> **Your instructions**:
Only lines holding the word "Kenntnisse" should be copied from the material.

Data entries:
----------

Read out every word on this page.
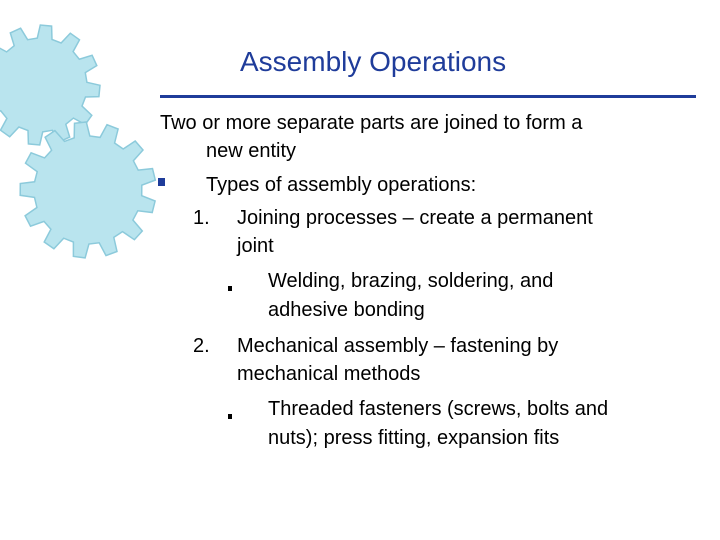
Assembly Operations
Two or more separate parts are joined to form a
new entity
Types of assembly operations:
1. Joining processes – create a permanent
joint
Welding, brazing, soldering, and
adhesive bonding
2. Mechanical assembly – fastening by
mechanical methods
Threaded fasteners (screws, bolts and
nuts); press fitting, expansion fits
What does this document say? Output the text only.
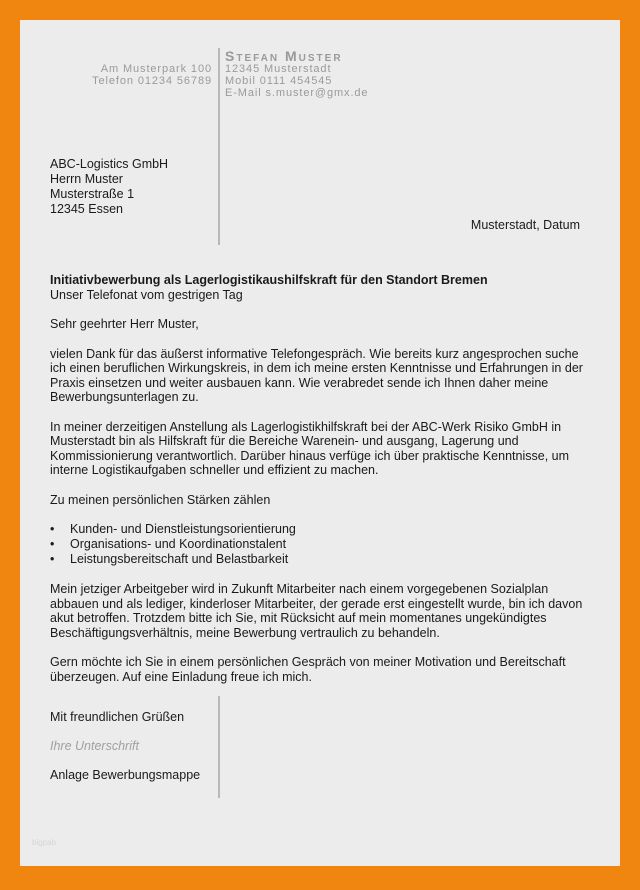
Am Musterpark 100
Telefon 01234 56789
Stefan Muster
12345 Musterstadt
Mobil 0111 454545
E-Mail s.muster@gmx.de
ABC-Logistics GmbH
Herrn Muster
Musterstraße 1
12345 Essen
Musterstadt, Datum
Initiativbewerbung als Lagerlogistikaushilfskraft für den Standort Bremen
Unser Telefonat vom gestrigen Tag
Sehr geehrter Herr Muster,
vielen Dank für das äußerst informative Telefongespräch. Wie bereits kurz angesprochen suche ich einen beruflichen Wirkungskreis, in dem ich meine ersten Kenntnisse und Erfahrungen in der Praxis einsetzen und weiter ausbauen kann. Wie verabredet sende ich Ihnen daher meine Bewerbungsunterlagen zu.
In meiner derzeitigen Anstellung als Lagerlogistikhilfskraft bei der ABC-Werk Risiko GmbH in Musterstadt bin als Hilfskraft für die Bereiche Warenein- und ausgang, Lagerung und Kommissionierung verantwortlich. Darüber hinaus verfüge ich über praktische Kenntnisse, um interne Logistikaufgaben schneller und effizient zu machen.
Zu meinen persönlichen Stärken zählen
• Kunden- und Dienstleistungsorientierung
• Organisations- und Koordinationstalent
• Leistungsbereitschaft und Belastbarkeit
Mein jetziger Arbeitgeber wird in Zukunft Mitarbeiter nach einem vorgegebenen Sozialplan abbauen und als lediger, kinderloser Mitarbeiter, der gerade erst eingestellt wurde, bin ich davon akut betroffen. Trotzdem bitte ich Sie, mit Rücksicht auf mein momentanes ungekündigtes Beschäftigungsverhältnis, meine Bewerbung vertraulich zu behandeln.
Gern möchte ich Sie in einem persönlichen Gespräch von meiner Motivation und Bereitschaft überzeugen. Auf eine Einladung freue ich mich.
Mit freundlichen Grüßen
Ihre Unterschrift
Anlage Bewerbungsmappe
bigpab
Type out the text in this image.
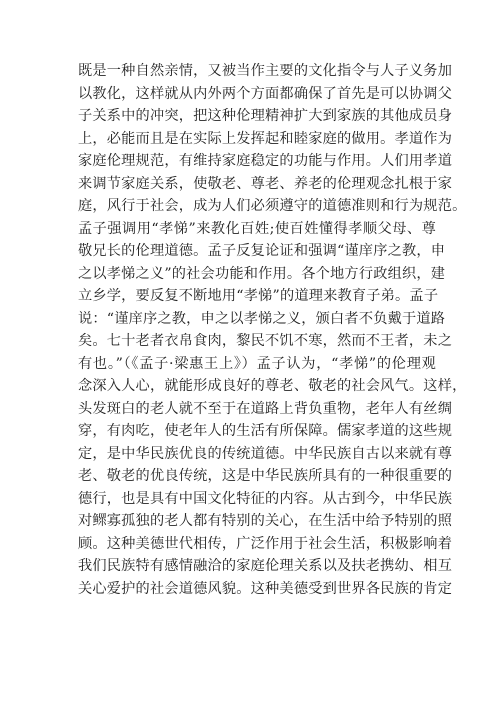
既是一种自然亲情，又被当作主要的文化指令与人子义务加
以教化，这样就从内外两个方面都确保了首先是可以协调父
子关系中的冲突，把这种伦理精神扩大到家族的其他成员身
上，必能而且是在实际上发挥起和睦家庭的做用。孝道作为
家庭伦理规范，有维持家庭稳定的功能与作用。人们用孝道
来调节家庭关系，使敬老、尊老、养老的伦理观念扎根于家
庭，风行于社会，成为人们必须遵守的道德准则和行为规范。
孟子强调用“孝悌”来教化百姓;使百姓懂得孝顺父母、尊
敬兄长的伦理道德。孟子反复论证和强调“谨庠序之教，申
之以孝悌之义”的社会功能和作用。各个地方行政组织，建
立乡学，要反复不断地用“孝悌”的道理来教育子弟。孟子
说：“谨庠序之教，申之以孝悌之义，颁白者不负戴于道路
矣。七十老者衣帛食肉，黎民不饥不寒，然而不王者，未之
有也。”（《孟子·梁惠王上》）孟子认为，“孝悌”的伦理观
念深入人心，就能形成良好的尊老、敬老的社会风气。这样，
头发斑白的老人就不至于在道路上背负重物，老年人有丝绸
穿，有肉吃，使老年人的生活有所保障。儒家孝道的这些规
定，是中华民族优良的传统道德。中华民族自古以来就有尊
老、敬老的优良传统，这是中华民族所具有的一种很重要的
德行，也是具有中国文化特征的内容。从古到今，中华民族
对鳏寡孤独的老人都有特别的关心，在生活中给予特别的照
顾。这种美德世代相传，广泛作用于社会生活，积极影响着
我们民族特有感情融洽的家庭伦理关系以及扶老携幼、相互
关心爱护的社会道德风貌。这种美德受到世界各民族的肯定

----------

> **Result of the exercise**:
vielen Dank für das äußerst informative Telefongespräch. Wie bereits kurz angesprochen suche ich einen beruflichen Wirkungskreis, in dem ich meine ersten Kenntnisse und Erfahrungen in der Praxis einsetzen und weiter ausbauen kann. Wie verabredet sende ich Ihnen daher meine Bewerbungsunterlagen zu.
In meiner derzeitigen Anstellung als Lagerlogistikhilfskraft bei der ABC-Werk Risiko GmbH in Musterstadt bin als Hilfskraft für die Bereiche Warenein- und ausgang, Lagerung und Kommissionierung verantwortlich. Darüber hinaus verfüge ich über praktische Kenntnisse, um interne Logistikaufgaben schneller und effizient zu machen.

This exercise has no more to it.